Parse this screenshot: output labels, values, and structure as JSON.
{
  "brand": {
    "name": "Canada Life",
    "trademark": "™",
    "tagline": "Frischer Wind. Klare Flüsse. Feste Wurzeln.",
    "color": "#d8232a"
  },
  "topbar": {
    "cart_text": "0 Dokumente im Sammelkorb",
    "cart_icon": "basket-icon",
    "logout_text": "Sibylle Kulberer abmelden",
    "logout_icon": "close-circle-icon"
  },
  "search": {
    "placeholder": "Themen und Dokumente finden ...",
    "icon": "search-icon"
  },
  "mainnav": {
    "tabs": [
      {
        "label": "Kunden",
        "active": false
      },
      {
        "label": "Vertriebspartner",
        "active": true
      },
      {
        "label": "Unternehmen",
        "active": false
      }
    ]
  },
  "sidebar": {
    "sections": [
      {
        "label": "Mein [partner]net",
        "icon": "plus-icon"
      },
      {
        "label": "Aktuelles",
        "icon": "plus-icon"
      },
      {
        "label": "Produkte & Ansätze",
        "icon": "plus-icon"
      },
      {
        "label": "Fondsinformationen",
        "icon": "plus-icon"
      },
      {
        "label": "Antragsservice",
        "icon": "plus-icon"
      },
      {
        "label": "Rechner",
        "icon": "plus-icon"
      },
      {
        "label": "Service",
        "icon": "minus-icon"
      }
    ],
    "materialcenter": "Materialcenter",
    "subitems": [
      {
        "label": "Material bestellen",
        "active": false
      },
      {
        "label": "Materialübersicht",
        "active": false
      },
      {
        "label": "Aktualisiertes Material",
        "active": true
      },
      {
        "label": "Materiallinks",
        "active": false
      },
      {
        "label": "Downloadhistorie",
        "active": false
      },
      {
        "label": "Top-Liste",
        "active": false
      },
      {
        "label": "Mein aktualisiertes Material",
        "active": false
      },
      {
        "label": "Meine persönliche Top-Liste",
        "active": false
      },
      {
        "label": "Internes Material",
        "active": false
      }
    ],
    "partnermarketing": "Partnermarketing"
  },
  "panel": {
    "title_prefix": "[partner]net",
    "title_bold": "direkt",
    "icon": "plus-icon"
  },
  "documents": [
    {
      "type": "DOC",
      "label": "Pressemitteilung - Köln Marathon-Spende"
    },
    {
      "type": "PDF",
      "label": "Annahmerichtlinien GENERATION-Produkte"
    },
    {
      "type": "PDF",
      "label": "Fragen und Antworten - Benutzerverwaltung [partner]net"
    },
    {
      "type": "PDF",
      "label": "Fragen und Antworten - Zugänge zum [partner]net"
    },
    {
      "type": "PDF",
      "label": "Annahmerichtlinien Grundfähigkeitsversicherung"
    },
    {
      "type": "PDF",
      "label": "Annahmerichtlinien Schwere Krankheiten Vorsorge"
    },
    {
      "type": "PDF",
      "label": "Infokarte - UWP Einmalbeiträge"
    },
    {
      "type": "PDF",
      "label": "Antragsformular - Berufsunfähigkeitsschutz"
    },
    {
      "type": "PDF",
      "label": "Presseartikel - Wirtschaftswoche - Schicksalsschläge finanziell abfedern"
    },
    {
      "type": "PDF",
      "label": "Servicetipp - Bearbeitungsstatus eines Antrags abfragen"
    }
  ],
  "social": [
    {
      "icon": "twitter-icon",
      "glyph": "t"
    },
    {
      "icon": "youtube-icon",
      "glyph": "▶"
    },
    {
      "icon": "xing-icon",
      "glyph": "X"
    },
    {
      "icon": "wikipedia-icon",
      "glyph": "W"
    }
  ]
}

----

• Set problem: Copy each record from above exactly, and include every line.

• Answer below:
Parse this screenshot: output labels, values, and structure as JSON.
{
  "brand": {
    "name": "Canada Life",
    "trademark": "™",
    "tagline": "Frischer Wind. Klare Flüsse. Feste Wurzeln.",
    "color": "#d8232a"
  },
  "topbar": {
    "cart_text": "0 Dokumente im Sammelkorb",
    "cart_icon": "basket-icon",
    "logout_text": "Sibylle Kulberer abmelden",
    "logout_icon": "close-circle-icon"
  },
  "search": {
    "placeholder": "Themen und Dokumente finden ...",
    "icon": "search-icon"
  },
  "mainnav": {
    "tabs": [
      {
        "label": "Kunden",
        "active": false
      },
      {
        "label": "Vertriebspartner",
        "active": true
      },
      {
        "label": "Unternehmen",
        "active": false
      }
    ]
  },
  "sidebar": {
    "sections": [
      {
        "label": "Mein [partner]net",
        "icon": "plus-icon"
      },
      {
        "label": "Aktuelles",
        "icon": "plus-icon"
      },
      {
        "label": "Produkte & Ansätze",
        "icon": "plus-icon"
      },
      {
        "label": "Fondsinformationen",
        "icon": "plus-icon"
      },
      {
        "label": "Antragsservice",
        "icon": "plus-icon"
      },
      {
        "label": "Rechner",
        "icon": "plus-icon"
      },
      {
        "label": "Service",
        "icon": "minus-icon"
      }
    ],
    "materialcenter": "Materialcenter",
    "subitems": [
      {
        "label": "Material bestellen",
        "active": false
      },
      {
        "label": "Materialübersicht",
        "active": false
      },
      {
        "label": "Aktualisiertes Material",
        "active": true
      },
      {
        "label": "Materiallinks",
        "active": false
      },
      {
        "label": "Downloadhistorie",
        "active": false
      },
      {
        "label": "Top-Liste",
        "active": false
      },
      {
        "label": "Mein aktualisiertes Material",
        "active": false
      },
      {
        "label": "Meine persönliche Top-Liste",
        "active": false
      },
      {
        "label": "Internes Material",
        "active": false
      }
    ],
    "partnermarketing": "Partnermarketing"
  },
  "panel": {
    "title_prefix": "[partner]net",
    "title_bold": "direkt",
    "icon": "plus-icon"
  },
  "documents": [
    {
      "type": "DOC",
      "label": "Pressemitteilung - Köln Marathon-Spende"
    },
    {
      "type": "PDF",
      "label": "Annahmerichtlinien GENERATION-Produkte"
    },
    {
      "type": "PDF",
      "label": "Fragen und Antworten - Benutzerverwaltung [partner]net"
    },
    {
      "type": "PDF",
      "label": "Fragen und Antworten - Zugänge zum [partner]net"
    },
    {
      "type": "PDF",
      "label": "Annahmerichtlinien Grundfähigkeitsversicherung"
    },
    {
      "type": "PDF",
      "label": "Annahmerichtlinien Schwere Krankheiten Vorsorge"
    },
    {
      "type": "PDF",
      "label": "Infokarte - UWP Einmalbeiträge"
    },
    {
      "type": "PDF",
      "label": "Antragsformular - Berufsunfähigkeitsschutz"
    },
    {
      "type": "PDF",
      "label": "Presseartikel - Wirtschaftswoche - Schicksalsschläge finanziell abfedern"
    },
    {
      "type": "PDF",
      "label": "Servicetipp - Bearbeitungsstatus eines Antrags abfragen"
    }
  ],
  "social": [
    {
      "icon": "twitter-icon",
      "glyph": "t"
    },
    {
      "icon": "youtube-icon",
      "glyph": "▶"
    },
    {
      "icon": "xing-icon",
      "glyph": "X"
    },
    {
      "icon": "wikipedia-icon",
      "glyph": "W"
    }
  ]
}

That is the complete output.